* _LIST OF TASKS_
**1.** In the page on Augustana research projects, which abbey's nuns are the two unpublished works in Brandon Alakas's latest project tied to?
**2.** Continue the page on Augustana research projects, picking up after its final sentence.

* _READING TEXT_
--- START ---
Current & Recent Research Projects

Researchers at Augustana hold a substantial number of grants and awards each year from agencies such as the Social Sciences and Humanities Research Council, various levels of government and international organizations.

Below you'll find information on selected current faculty and their research projects.

An outdoor photo of Brandon Alakas

Devotional Literature

Brandon Alakas

Brandon Alakas is a medievalist whose current work explores the ways that sixteenth-century devotional literature facilitates opportunities to rearticulate female identity. His latest project focuses on two unpublished works produced for-and, perhaps, by-the nuns of Syon Abbey after the English Reformation. This work is part of his larger research interest in devotional literature as a platform for political, religious and literary expressions of marginalized communities.

A photo of Julian Forrest's exhibition

Julian Forrest's solo exhibition at Peter Robertson Gallery, March to April, 2018. Photo courtesy of Julian Forrest.

Art & Masculinity

Julian Forrest

Julian Forrest is a painter and fine arts professor who focuses on social constructions of masculinity (archetypes and stereotypes), notions of conquest and role-play, the relationship between industry and landscape (literal, cultural and imagined), as well as migration, alienation and the taming of the (Wild) West.
--- END ---
Dataset entries
--- START ---
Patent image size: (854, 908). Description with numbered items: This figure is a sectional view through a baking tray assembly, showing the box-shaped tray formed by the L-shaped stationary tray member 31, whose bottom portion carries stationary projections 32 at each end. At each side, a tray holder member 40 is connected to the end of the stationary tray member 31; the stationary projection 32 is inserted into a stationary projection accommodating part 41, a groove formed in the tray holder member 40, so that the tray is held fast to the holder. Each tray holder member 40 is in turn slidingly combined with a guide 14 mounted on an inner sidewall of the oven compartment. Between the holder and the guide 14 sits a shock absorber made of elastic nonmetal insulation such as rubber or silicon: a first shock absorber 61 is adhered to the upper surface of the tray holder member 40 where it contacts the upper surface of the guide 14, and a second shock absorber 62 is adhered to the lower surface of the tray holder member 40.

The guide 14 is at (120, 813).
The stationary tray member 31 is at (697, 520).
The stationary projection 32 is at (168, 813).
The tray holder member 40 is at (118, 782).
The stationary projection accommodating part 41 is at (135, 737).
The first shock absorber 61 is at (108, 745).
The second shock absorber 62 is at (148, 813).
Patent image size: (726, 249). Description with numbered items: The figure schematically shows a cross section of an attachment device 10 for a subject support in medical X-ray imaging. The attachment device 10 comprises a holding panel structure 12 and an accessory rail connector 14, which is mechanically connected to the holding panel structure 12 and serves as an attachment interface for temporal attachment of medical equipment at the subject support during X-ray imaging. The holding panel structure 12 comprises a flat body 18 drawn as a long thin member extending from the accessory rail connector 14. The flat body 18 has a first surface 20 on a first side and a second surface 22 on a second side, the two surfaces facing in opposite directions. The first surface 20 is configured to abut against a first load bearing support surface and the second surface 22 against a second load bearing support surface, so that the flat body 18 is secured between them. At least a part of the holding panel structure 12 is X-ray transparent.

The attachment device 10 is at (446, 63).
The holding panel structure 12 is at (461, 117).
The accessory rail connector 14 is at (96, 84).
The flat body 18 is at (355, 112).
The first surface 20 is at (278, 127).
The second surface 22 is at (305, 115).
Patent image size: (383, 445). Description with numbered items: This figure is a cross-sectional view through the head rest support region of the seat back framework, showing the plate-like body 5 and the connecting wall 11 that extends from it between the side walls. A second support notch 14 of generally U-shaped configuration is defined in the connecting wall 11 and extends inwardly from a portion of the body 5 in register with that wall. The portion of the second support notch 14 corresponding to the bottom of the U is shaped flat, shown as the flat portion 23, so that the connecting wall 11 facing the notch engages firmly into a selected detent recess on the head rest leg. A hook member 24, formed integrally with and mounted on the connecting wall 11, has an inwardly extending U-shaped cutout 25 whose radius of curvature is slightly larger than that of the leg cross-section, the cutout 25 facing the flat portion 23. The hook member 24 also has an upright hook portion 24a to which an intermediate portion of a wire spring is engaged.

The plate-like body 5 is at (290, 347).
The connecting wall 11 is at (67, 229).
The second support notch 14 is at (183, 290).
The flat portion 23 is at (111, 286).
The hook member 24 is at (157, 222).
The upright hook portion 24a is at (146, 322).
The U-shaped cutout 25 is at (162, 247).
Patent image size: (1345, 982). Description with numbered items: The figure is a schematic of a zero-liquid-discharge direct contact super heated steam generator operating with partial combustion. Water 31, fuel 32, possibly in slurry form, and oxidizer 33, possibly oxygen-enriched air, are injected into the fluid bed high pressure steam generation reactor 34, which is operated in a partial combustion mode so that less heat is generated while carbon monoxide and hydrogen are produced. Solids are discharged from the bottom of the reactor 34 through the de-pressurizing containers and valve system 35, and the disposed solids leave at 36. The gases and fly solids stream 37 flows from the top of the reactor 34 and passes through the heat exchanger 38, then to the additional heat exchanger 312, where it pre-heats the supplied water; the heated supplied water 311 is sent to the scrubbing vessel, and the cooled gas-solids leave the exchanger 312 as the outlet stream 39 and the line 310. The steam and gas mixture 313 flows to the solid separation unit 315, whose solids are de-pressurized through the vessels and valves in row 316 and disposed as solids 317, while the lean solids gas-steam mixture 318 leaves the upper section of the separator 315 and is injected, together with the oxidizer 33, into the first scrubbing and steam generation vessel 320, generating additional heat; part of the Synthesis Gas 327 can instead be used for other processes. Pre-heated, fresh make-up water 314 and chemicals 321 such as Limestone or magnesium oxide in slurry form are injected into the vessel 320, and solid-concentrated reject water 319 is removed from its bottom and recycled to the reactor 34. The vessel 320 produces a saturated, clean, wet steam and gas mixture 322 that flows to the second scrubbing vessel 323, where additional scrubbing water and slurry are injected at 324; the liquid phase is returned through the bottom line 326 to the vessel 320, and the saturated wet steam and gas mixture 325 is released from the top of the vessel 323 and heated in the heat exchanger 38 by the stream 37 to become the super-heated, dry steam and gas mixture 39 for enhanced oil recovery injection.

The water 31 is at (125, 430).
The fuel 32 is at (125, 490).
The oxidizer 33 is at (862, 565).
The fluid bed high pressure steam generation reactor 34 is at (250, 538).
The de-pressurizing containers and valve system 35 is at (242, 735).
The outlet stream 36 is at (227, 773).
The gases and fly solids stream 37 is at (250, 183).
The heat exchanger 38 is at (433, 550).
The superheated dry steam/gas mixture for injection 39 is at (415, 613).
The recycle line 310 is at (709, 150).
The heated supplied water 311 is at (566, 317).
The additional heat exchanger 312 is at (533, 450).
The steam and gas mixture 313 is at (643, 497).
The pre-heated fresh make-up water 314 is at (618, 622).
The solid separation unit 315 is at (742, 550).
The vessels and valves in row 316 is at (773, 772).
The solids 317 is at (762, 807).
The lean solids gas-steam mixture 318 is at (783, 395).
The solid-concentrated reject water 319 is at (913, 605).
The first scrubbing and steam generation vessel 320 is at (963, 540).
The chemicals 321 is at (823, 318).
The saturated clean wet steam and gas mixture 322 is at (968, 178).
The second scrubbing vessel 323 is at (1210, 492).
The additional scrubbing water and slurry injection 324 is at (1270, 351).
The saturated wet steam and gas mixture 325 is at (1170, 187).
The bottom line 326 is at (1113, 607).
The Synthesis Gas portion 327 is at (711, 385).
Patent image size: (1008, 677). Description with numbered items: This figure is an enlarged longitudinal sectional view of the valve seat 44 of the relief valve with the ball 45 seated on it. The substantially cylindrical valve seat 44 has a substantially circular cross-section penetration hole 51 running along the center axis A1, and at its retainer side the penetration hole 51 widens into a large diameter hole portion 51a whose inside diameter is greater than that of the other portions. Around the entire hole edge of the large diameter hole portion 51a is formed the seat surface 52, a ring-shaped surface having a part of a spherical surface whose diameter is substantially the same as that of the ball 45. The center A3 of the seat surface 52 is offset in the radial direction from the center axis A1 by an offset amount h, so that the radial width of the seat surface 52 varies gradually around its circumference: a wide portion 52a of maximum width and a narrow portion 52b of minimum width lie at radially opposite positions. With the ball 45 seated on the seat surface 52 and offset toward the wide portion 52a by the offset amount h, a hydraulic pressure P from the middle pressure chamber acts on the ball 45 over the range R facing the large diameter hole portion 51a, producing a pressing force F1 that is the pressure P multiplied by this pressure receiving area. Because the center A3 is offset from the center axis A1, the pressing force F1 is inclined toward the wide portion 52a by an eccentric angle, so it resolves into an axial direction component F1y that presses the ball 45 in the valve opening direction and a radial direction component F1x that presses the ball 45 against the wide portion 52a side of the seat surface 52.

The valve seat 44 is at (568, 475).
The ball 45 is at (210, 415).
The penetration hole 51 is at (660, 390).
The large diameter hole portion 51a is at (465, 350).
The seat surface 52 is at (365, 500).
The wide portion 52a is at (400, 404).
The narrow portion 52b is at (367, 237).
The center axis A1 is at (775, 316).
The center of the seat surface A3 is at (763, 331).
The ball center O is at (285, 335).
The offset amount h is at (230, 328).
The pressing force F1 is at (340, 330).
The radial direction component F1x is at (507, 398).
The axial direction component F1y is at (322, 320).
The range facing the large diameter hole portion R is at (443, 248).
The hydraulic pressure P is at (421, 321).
--- END ---
* _NUMBERED RESPONSES_
**1.** Syon Abbey

**2.**
A portrait of Roxanne Harde

Acquaintance Rape in Young Adult Fiction

Roxanne Harde

Roxanne Harde is a professor of English and a Fulbright Scholar. She researches and teaches American literature and culture, focusing on children’s literature, popular culture, women’s writing, and Indigenous literature. Her most recent book is Consumption & the Literary Cookbook, coedited with Augustana philosophy professor Janet Wesselius (Routledge 2021). Her current SSHRC-funded project is “‘Sexuality as the culture defines it’: Acquaintance Rape in Recent YA Novels.” 

Project information

Glen Hvenegaard on a research trip in a grassy field.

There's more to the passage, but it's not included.